Clearly, in terms of timing, the bit-level implementation using FAs is superior to the word-level implementation using CSAs. Conversely, in terms of layout efficiency for interconnects, the CSA implementation is superior to the FA implementation because the wires in the former are regularly grouped into buses. Note that in DSM technology, wires are equally or more important than logic components in layout since wire-related problems such as crosstalk, noise are much critical in system-on-chip (SoC) design. However, most of the previous works have focused on minimizing the circuit timing, and not much seriously taken into account the interconnect optimization for easy layout during the arithmetic circuit implementation.

In this paper, we propose a layout-aware synthesis algorithm for arithmetic circuits utilizing carry-save-adders (CSAs), which not only optimizes the circuit timing but also generates a much reliable interconnect topology of the final circuit. Specifically, we propose a two-step algorithm: (*Phase 1*: CSA module generation) we propose an optimal-timing CSA module generation algorithm for an arithmetic expression under a general CSA timing model; (*Phase 2*: Bit-level interconnect refinements) we optimally refine the interconnects between the CSA modules while retaining the global CSA-tree structure obtained in Phase 1. From experiments, it is shown that the timing of the circuits produced by our approach is equal or almost close to that of the optimal bit-level implementation by the work in [12] in most testcases (even without including the interconnect delay), and at the same time, the interconnects in layout are significantly short and regular.

## 2. PRELIMINARIES

## 2.1 CSA Timing Model

Let D(x) denote the arrival time of x if x is a 1-bit signal, and  $D(X) = max\{D(x_1), D(x_2), \dots, D(x_n)\}$  if X is an n-bit vector signal  $(x_1, x_2, \dots, x_n)$ . Since n-bit CSA consists of n disjoint FAs, let us check the timing model of FA first.

============

* Task statement
Rewrite everything from "Let D(x) denote" down to "of FA first." in the text on carry-save adder synthesis, substituting "ready time" for "arrival time". The rows come from a source separate from the text on carry-save adder synthesis.

============

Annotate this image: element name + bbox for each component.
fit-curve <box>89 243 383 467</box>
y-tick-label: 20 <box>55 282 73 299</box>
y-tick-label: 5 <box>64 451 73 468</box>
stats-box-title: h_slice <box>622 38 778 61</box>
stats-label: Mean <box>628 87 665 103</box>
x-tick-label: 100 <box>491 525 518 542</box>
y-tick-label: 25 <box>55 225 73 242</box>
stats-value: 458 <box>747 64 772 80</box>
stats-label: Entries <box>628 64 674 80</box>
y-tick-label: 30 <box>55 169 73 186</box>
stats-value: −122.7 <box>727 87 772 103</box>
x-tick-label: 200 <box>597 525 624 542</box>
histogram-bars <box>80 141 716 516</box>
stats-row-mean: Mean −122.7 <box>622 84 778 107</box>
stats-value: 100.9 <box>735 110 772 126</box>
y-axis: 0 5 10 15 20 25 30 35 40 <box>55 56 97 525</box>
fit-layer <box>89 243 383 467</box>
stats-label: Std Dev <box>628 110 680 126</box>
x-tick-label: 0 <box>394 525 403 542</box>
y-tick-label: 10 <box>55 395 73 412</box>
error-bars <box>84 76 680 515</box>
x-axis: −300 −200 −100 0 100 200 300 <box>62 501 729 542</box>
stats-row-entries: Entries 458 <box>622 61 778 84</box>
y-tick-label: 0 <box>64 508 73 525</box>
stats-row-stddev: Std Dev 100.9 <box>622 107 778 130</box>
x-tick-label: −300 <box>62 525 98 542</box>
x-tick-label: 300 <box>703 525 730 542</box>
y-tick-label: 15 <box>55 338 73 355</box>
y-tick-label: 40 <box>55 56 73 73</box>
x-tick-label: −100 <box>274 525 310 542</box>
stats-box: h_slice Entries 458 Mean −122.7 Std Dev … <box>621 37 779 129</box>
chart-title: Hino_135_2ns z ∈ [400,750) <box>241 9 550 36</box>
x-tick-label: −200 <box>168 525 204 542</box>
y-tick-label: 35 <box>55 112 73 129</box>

============

* Output
Let D(x) denote the ready time of x if x is a 1-bit signal, and  $D(X) = max\{D(x_1), D(x_2), \dots, D(x_n)\}$  if X is an n-bit vector signal  $(x_1, x_2, \dots, x_n)$ . Since n-bit CSA consists of n disjoint FAs, let us check the timing model of FA first.